- **Records contained in a dataset**
━━━━━━━━

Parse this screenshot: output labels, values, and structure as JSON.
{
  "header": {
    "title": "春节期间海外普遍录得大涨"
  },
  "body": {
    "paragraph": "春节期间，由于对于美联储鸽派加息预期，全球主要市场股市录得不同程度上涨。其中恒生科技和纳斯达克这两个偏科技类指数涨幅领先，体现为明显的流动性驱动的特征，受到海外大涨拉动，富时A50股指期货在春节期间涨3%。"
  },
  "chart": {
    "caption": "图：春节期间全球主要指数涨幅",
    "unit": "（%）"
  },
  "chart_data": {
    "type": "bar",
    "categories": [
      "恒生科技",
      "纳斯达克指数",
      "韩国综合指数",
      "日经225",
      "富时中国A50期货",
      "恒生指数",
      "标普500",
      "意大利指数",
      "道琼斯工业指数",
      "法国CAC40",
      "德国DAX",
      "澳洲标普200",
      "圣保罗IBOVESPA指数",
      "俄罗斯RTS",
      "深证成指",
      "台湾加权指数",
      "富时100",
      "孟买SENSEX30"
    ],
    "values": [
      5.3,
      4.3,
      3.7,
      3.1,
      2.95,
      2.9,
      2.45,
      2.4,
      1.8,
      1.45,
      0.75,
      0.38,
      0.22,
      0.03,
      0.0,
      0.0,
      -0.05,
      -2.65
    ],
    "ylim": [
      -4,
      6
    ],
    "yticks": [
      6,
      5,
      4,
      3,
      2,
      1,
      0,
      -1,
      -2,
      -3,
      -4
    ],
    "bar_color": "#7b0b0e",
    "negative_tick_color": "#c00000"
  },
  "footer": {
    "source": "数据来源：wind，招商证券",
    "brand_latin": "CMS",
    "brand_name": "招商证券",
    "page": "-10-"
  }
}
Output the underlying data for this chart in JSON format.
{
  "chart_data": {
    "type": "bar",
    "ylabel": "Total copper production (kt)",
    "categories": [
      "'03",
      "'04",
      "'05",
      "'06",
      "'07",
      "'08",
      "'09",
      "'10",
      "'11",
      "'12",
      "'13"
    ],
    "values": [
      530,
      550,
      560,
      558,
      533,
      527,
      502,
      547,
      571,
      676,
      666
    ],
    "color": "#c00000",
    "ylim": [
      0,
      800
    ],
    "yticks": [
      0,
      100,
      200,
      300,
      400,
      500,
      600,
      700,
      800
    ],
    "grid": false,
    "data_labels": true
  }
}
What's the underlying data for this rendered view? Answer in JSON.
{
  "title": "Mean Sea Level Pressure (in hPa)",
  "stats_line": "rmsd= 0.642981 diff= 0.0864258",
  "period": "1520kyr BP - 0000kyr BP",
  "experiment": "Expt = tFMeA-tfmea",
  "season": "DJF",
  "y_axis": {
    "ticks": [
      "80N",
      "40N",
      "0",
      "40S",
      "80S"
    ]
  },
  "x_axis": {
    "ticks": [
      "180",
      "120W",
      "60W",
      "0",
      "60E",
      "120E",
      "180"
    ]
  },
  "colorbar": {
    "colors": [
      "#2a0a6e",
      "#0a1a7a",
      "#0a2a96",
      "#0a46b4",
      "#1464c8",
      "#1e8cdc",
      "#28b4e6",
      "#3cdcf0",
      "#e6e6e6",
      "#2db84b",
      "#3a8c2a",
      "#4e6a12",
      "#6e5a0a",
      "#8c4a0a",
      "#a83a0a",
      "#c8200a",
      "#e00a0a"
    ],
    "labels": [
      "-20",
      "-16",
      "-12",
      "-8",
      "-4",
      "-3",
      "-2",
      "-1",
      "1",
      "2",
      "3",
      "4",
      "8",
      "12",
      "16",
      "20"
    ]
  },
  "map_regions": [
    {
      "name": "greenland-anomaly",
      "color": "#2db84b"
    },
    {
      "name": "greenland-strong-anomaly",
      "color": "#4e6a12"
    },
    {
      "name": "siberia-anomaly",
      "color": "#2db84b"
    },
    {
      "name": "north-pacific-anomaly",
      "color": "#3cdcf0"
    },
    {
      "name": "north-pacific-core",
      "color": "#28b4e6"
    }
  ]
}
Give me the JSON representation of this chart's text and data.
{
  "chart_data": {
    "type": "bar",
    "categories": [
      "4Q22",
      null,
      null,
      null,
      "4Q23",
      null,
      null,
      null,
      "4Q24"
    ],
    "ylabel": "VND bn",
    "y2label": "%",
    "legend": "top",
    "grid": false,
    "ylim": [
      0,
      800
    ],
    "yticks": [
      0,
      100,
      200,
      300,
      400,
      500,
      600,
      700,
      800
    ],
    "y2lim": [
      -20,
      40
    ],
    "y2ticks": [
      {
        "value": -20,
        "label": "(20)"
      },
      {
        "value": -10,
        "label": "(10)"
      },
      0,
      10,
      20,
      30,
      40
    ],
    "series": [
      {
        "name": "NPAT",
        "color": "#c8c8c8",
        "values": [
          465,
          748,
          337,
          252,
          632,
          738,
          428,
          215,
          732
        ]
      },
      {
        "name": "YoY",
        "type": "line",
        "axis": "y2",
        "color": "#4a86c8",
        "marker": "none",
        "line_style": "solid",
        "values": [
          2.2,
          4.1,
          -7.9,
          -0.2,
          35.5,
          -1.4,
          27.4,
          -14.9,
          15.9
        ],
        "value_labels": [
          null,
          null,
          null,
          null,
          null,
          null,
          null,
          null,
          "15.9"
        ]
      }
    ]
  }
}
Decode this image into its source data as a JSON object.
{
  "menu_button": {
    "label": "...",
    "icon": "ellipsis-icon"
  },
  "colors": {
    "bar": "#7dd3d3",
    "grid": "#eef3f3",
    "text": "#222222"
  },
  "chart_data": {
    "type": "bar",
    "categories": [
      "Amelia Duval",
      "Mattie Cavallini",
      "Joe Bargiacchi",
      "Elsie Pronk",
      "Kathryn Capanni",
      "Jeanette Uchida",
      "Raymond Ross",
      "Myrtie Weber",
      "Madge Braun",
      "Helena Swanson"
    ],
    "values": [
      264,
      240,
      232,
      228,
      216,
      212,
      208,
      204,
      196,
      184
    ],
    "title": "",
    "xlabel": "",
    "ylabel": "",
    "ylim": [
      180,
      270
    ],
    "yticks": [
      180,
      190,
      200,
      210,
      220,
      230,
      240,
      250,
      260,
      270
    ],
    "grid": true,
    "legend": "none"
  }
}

━━━━━━━━

- **Task brief**
Track down the lines that include the word "grid" and copy them.

- **Task answer**
    "grid": false,
    "grid": false,
    "grid": "#eef3f3",
    "grid": true,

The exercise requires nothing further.